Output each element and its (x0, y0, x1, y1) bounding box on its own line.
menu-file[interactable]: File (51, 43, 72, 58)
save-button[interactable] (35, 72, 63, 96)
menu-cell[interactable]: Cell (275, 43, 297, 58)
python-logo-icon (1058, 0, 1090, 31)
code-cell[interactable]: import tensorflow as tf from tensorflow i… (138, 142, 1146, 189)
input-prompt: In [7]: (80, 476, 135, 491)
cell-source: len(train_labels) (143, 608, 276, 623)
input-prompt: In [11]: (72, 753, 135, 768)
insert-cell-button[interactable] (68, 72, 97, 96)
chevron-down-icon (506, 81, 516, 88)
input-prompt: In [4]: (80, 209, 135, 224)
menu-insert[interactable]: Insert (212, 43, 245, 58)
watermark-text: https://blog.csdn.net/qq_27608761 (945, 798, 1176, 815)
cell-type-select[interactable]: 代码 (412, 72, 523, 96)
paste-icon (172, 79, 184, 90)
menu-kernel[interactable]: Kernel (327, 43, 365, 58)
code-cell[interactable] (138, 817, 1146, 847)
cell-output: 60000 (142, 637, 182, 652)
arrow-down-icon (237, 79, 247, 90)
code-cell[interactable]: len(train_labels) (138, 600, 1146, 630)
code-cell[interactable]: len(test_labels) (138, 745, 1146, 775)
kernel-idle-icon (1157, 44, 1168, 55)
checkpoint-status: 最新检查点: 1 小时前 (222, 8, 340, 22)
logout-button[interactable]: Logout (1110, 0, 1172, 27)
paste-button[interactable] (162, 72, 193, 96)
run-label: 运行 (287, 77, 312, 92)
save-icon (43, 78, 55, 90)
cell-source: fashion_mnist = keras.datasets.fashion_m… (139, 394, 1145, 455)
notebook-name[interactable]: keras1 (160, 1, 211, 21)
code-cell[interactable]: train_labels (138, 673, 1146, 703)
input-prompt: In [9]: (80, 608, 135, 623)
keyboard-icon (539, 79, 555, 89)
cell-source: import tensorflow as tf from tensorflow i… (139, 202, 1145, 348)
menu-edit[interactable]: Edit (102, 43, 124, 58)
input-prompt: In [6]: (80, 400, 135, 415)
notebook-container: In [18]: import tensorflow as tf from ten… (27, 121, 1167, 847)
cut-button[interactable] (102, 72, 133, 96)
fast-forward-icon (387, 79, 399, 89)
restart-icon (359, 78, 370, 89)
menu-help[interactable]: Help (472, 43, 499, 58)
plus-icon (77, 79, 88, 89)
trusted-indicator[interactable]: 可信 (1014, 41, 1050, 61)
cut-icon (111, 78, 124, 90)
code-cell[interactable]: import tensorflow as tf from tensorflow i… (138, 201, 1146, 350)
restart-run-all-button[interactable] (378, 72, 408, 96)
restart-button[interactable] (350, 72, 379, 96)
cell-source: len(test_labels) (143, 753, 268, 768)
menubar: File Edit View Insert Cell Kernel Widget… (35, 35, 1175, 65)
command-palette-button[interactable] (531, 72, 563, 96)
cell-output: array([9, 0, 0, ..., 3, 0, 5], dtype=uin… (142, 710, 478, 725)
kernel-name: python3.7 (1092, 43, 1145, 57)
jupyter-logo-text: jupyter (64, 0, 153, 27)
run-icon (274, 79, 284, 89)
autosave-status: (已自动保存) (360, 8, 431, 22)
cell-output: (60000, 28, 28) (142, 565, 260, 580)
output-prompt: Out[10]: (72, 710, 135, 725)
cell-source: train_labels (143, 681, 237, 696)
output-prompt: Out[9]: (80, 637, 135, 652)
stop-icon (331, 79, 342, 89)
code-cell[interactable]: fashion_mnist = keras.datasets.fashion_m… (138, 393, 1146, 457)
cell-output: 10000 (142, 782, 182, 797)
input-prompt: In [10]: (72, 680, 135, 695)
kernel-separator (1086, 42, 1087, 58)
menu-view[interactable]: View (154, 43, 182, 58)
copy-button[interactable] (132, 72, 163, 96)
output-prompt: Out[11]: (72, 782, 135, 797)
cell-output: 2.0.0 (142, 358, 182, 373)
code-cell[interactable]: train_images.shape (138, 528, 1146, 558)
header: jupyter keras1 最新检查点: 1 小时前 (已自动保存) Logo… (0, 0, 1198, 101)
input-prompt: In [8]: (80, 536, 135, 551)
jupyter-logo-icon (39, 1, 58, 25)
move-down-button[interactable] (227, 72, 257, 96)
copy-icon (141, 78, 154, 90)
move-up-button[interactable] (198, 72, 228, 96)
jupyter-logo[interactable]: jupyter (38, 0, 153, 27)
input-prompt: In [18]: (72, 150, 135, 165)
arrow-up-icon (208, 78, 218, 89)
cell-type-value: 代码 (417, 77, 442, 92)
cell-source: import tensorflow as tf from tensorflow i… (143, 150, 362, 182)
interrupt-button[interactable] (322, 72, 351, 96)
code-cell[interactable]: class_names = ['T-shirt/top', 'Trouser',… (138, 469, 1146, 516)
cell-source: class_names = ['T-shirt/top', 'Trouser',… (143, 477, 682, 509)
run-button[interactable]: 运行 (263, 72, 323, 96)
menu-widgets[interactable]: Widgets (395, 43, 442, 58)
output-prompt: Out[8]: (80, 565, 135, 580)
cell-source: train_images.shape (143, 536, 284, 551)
...
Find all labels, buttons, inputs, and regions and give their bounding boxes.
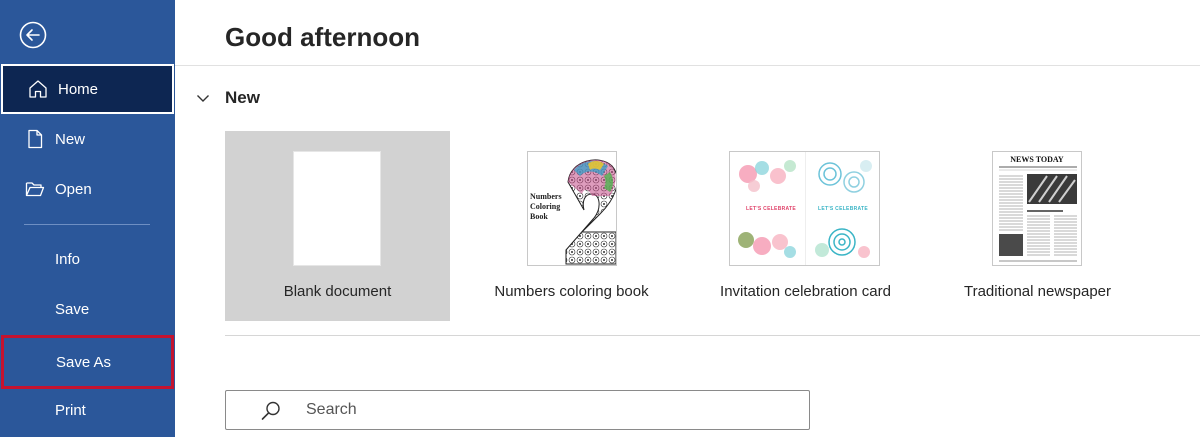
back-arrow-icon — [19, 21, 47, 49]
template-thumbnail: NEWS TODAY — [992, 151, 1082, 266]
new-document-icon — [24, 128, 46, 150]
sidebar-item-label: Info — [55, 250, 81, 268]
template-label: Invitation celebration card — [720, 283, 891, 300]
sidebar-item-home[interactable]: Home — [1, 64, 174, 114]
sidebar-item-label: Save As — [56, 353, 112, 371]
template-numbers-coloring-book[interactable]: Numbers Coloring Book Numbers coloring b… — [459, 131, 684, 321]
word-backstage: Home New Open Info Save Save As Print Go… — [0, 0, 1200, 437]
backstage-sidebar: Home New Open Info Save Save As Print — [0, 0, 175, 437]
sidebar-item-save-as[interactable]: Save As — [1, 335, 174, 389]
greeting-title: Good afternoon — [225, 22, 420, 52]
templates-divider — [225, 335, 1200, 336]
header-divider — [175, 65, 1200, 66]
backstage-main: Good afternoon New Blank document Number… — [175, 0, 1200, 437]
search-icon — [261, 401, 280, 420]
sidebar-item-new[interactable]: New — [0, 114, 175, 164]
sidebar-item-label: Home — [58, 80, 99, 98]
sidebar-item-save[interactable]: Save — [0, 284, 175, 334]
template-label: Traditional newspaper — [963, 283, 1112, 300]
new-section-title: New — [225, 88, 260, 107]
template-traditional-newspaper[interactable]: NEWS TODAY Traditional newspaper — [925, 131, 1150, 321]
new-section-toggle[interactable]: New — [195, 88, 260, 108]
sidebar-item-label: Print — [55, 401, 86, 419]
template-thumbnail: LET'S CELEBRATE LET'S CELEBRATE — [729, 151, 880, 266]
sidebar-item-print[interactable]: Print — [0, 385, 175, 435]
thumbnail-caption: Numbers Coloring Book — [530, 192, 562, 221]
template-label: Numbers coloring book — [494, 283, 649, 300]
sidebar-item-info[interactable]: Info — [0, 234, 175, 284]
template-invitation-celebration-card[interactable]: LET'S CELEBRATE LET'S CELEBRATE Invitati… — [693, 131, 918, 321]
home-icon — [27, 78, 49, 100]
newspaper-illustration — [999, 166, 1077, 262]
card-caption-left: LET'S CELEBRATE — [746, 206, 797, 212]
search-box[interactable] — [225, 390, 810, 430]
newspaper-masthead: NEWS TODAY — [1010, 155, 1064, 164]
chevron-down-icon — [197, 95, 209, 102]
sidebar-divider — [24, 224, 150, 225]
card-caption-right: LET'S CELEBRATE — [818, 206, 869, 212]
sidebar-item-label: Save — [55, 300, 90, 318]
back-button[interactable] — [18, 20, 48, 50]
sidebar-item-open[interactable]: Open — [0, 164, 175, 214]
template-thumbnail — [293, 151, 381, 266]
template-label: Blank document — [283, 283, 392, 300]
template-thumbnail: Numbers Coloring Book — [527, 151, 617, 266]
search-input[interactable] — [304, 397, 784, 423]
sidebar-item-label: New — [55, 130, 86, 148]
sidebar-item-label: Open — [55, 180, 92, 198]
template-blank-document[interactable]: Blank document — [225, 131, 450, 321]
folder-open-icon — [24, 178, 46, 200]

- Do this -
Repeat the lines in the records starting at the line that contains "back-arrow-icon — [19, 21, 47, 49]" and ending after the line that contains "templates-divider — [225, 335, 1200, 336]".

- Result -
back-arrow-icon — [19, 21, 47, 49]
template-thumbnail: NEWS TODAY — [992, 151, 1082, 266]
new-document-icon — [24, 128, 46, 150]
sidebar-item-label: Info — [55, 250, 81, 268]
template-label: Invitation celebration card — [720, 283, 891, 300]
sidebar-item-home[interactable]: Home — [1, 64, 174, 114]
sidebar-item-label: Save As — [56, 353, 112, 371]
template-numbers-coloring-book[interactable]: Numbers Coloring Book Numbers coloring b… — [459, 131, 684, 321]
word-backstage: Home New Open Info Save Save As Print Go… — [0, 0, 1200, 437]
backstage-sidebar: Home New Open Info Save Save As Print — [0, 0, 175, 437]
sidebar-item-save-as[interactable]: Save As — [1, 335, 174, 389]
greeting-title: Good afternoon — [225, 22, 420, 52]
templates-divider — [225, 335, 1200, 336]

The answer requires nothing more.